:: Required task 1 ::
The fettucine recipe calls for lemon juice on the diced apples. Explain in one to three sentences why this step is included, using the reason the recipe gives.
:: Required task 2 ::
For each statement, say whether it agrees with the fettucine recipe. Answer yes or no and quote the deciding words.
(a) The pasta dish is a recipe the author invented.
(b) Every recipe served at Dine & Jam is one of the author's own inventions.
(c) The author prefers fresh thyme to dried thyme when fresh is available.
:: Required task 3 ::
According to the fettucine recipe, how much brandy does the dish use?

:: Text segment ::
════════

Fettucine with Brandied Apples & Ham, and Garlic Enoki Mushrooms

I got some really good comments on one of the pastas I served recently at Dine & Jam. The great thing is it's a recipe of my own invention (as are many of the Dine & Jam recipes, though definitely not all). When I do use something out of a cookbook I like to tweak it anyway, but it's especially gratifying to have one of your own inventions complimented :D

Fettucine with Brandied Apples and Ham


1 lb (455g) dried fettucine
2 Fuji apples, diced or cut into small wedges
juice of 1 lemon, squeeze onto diced apples to prevent "rusting"
3 cloves garlic, minced or bashed to bits
1 Tbsp butter (or two hehe)
2 Tbsp extra virgin olive oil
500g cooked ham, diced
1/4 cup brandy
a small handful of minced parsley
a pinch of dried thyme (if you can get fresh thyme, so much the better)

════════

:: Data section ::
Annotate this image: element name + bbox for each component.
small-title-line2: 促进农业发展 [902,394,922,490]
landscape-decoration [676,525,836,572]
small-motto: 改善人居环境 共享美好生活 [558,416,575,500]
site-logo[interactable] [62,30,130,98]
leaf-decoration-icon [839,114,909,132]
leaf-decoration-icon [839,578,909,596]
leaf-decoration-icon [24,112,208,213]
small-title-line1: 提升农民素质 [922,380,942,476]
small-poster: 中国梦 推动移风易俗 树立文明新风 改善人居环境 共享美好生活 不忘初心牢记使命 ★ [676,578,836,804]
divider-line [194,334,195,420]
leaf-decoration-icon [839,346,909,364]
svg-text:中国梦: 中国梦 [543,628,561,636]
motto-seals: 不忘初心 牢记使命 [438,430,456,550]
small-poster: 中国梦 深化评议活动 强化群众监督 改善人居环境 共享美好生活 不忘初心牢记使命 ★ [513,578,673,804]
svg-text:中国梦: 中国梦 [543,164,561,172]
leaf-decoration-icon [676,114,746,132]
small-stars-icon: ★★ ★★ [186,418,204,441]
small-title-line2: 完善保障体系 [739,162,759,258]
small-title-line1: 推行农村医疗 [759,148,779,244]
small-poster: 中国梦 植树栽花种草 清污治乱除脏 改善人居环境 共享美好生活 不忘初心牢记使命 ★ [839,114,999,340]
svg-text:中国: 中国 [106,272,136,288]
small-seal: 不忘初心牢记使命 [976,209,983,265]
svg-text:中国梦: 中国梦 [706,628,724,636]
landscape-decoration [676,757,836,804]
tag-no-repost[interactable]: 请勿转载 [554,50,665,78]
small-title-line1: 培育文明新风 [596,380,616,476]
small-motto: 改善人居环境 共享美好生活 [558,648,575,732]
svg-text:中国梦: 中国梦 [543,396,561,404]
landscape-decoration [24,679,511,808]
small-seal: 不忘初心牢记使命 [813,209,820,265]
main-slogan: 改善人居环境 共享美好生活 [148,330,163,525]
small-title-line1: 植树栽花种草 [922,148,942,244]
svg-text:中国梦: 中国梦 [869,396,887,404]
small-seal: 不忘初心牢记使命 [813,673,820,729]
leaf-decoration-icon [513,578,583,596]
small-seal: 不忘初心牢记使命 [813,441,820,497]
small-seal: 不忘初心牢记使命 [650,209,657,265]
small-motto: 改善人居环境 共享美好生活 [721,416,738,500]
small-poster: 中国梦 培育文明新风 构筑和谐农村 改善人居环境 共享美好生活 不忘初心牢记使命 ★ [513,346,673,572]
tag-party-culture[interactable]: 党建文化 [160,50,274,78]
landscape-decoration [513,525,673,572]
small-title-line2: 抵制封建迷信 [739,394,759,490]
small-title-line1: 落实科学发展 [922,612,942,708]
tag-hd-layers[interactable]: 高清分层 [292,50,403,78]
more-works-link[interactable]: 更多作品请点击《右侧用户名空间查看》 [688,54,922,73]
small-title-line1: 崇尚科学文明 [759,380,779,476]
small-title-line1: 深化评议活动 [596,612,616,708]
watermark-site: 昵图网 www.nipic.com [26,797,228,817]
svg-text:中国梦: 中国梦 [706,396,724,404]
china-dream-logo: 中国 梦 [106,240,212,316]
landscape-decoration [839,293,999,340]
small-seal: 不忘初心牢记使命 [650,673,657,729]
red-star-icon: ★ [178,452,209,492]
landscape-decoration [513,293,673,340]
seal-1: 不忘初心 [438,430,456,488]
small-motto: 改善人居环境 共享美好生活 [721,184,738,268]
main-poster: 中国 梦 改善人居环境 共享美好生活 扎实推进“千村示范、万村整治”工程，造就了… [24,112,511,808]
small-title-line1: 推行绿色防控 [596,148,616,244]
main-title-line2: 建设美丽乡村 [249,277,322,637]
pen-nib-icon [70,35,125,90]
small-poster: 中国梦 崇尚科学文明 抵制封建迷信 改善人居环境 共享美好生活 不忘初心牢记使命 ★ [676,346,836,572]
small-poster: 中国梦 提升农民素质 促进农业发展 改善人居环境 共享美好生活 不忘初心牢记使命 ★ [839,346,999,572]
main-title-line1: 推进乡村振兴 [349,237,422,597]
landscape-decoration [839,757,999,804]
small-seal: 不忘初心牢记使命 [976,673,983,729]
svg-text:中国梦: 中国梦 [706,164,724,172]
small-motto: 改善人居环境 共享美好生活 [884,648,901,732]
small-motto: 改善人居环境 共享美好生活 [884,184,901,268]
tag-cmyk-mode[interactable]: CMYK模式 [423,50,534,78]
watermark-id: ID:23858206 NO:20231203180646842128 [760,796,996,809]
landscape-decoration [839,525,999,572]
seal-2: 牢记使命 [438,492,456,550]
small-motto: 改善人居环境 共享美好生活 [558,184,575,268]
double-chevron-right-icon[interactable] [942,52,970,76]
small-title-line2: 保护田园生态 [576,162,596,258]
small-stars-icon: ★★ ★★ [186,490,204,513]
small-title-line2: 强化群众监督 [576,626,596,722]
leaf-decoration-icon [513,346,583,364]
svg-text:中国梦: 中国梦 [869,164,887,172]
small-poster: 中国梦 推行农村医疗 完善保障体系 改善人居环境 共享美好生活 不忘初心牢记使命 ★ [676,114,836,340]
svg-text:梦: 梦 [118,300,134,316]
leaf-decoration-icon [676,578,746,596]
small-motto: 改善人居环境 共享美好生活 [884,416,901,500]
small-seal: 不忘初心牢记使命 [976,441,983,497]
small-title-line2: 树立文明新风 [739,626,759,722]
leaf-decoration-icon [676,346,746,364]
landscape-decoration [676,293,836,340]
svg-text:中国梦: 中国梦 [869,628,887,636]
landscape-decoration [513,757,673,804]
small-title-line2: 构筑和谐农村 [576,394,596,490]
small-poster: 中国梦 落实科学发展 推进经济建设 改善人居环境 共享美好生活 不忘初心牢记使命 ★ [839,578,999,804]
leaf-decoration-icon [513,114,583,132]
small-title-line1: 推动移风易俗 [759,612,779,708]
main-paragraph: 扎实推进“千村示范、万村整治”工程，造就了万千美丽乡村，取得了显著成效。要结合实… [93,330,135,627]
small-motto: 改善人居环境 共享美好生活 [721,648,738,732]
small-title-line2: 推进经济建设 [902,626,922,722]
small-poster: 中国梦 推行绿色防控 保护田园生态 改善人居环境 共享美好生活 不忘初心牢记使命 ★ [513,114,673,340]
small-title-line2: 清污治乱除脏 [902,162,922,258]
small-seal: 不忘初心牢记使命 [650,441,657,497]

════════

:: Full solution 1 ::
The lemon juice is squeezed onto the diced apples to keep them from "rusting."

:: Full solution 2 ::
(a) Yes: "it's a recipe of my own invention"
(b) No: "as are many of the Dine & Jam recipes, though definitely not all"
(c) Yes: "if you can get fresh thyme, so much the better"

:: Full solution 3 ::
1/4 cup of brandy.